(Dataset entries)
* Start *
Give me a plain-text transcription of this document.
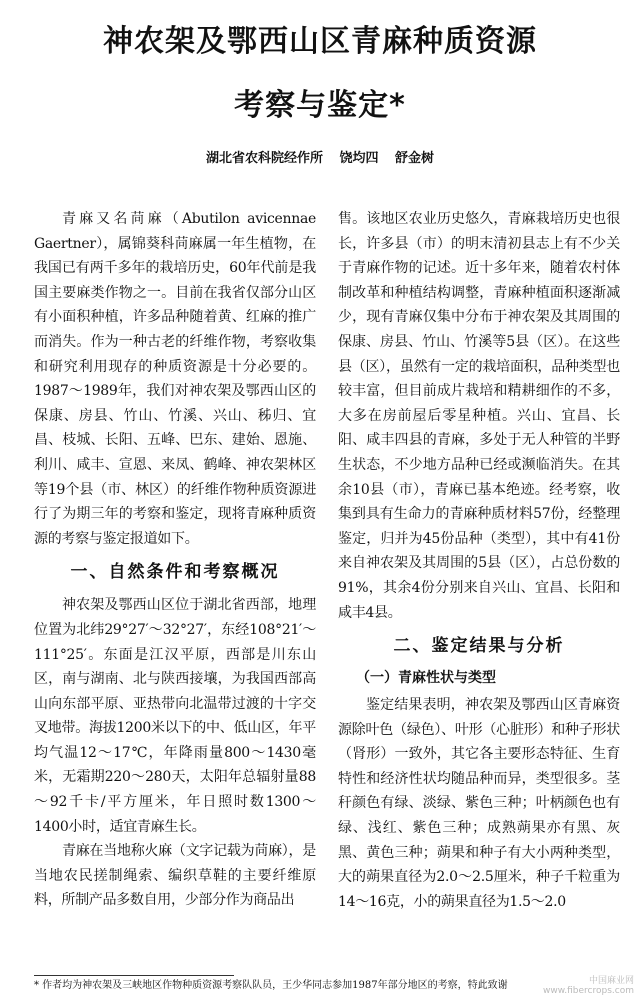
神农架及鄂西山区青麻种质资源
考察与鉴定*
湖北省农科院经作所 饶均四 舒金树

青麻又名苘麻（Abutilon avicennae Gaertner），属锦葵科苘麻属一年生植物，在我国已有两千多年的栽培历史，60年代前是我国主要麻类作物之一。目前在我省仅部分山区有小面积种植，许多品种随着黄、红麻的推广而消失。作为一种古老的纤维作物，考察收集和研究利用现存的种质资源是十分必要的。1987～1989年，我们对神农架及鄂西山区的保康、房县、竹山、竹溪、兴山、秭归、宜昌、枝城、长阳、五峰、巴东、建始、恩施、利川、咸丰、宣恩、来凤、鹤峰、神农架林区等19个县（市、林区）的纤维作物种质资源进行了为期三年的考察和鉴定，现将青麻种质资源的考察与鉴定报道如下。

一、自然条件和考察概况

神农架及鄂西山区位于湖北省西部，地理位置为北纬29°27′～32°27′，东经108°21′～111°25′。东面是江汉平原，西部是川东山区，南与湖南、北与陕西接壤，为我国西部高山向东部平原、亚热带向北温带过渡的十字交叉地带。海拔1200米以下的中、低山区，年平均气温12～17℃，年降雨量800～1430毫米，无霜期220～280天，太阳年总辐射量88～92千卡/平方厘米，年日照时数1300～1400小时，适宜青麻生长。

青麻在当地称火麻（文字记载为苘麻），是当地农民搓制绳索、编织草鞋的主要纤维原料，所制产品多数自用，少部分作为商品出

售。该地区农业历史悠久，青麻栽培历史也很长，许多县（市）的明末清初县志上有不少关于青麻作物的记述。近十多年来，随着农村体制改革和种植结构调整，青麻种植面积逐渐减少，现有青麻仅集中分布于神农架及其周围的保康、房县、竹山、竹溪等5县（区）。在这些县（区），虽然有一定的栽培面积，品种类型也较丰富，但目前成片栽培和精耕细作的不多，大多在房前屋后零星种植。兴山、宜昌、长阳、咸丰四县的青麻，多处于无人种管的半野生状态，不少地方品种已经或濒临消失。在其余10县（市），青麻已基本绝迹。经考察，收集到具有生命力的青麻种质材料57份，经整理鉴定，归并为45份品种（类型），其中有41份来自神农架及其周围的5县（区），占总份数的91%，其余4份分别来自兴山、宜昌、长阳和咸丰4县。

二、鉴定结果与分析
（一）青麻性状与类型

鉴定结果表明，神农架及鄂西山区青麻资源除叶色（绿色）、叶形（心脏形）和种子形状（肾形）一致外，其它各主要形态特征、生育特性和经济性状均随品种而异，类型很多。茎秆颜色有绿、淡绿、紫色三种；叶柄颜色也有绿、浅红、紫色三种；成熟蒴果亦有黑、灰黑、黄色三种；蒴果和种子有大小两种类型，大的蒴果直径为2.0～2.5厘米，种子千粒重为14～16克，小的蒴果直径为1.5～2.0

* 作者均为神农架及三峡地区作物种质资源考察队队员，王少华同志参加1987年部分地区的考察，特此致谢	中国麻业网
www.fibercrops.com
* End *
Repeat the material above word for word, please, apart from its images.

*Task result*
Give me a plain-text transcription of this document.
神农架及鄂西山区青麻种质资源
考察与鉴定*
湖北省农科院经作所 饶均四 舒金树

青麻又名苘麻（Abutilon avicennae Gaertner），属锦葵科苘麻属一年生植物，在我国已有两千多年的栽培历史，60年代前是我国主要麻类作物之一。目前在我省仅部分山区有小面积种植，许多品种随着黄、红麻的推广而消失。作为一种古老的纤维作物，考察收集和研究利用现存的种质资源是十分必要的。1987～1989年，我们对神农架及鄂西山区的保康、房县、竹山、竹溪、兴山、秭归、宜昌、枝城、长阳、五峰、巴东、建始、恩施、利川、咸丰、宣恩、来凤、鹤峰、神农架林区等19个县（市、林区）的纤维作物种质资源进行了为期三年的考察和鉴定，现将青麻种质资源的考察与鉴定报道如下。

一、自然条件和考察概况

神农架及鄂西山区位于湖北省西部，地理位置为北纬29°27′～32°27′，东经108°21′～111°25′。东面是江汉平原，西部是川东山区，南与湖南、北与陕西接壤，为我国西部高山向东部平原、亚热带向北温带过渡的十字交叉地带。海拔1200米以下的中、低山区，年平均气温12～17℃，年降雨量800～1430毫米，无霜期220～280天，太阳年总辐射量88～92千卡/平方厘米，年日照时数1300～1400小时，适宜青麻生长。

青麻在当地称火麻（文字记载为苘麻），是当地农民搓制绳索、编织草鞋的主要纤维原料，所制产品多数自用，少部分作为商品出

售。该地区农业历史悠久，青麻栽培历史也很长，许多县（市）的明末清初县志上有不少关于青麻作物的记述。近十多年来，随着农村体制改革和种植结构调整，青麻种植面积逐渐减少，现有青麻仅集中分布于神农架及其周围的保康、房县、竹山、竹溪等5县（区）。在这些县（区），虽然有一定的栽培面积，品种类型也较丰富，但目前成片栽培和精耕细作的不多，大多在房前屋后零星种植。兴山、宜昌、长阳、咸丰四县的青麻，多处于无人种管的半野生状态，不少地方品种已经或濒临消失。在其余10县（市），青麻已基本绝迹。经考察，收集到具有生命力的青麻种质材料57份，经整理鉴定，归并为45份品种（类型），其中有41份来自神农架及其周围的5县（区），占总份数的91%，其余4份分别来自兴山、宜昌、长阳和咸丰4县。

二、鉴定结果与分析
（一）青麻性状与类型

鉴定结果表明，神农架及鄂西山区青麻资源除叶色（绿色）、叶形（心脏形）和种子形状（肾形）一致外，其它各主要形态特征、生育特性和经济性状均随品种而异，类型很多。茎秆颜色有绿、淡绿、紫色三种；叶柄颜色也有绿、浅红、紫色三种；成熟蒴果亦有黑、灰黑、黄色三种；蒴果和种子有大小两种类型，大的蒴果直径为2.0～2.5厘米，种子千粒重为14～16克，小的蒴果直径为1.5～2.0

* 作者均为神农架及三峡地区作物种质资源考察队队员，王少华同志参加1987年部分地区的考察，特此致谢	中国麻业网
www.fibercrops.com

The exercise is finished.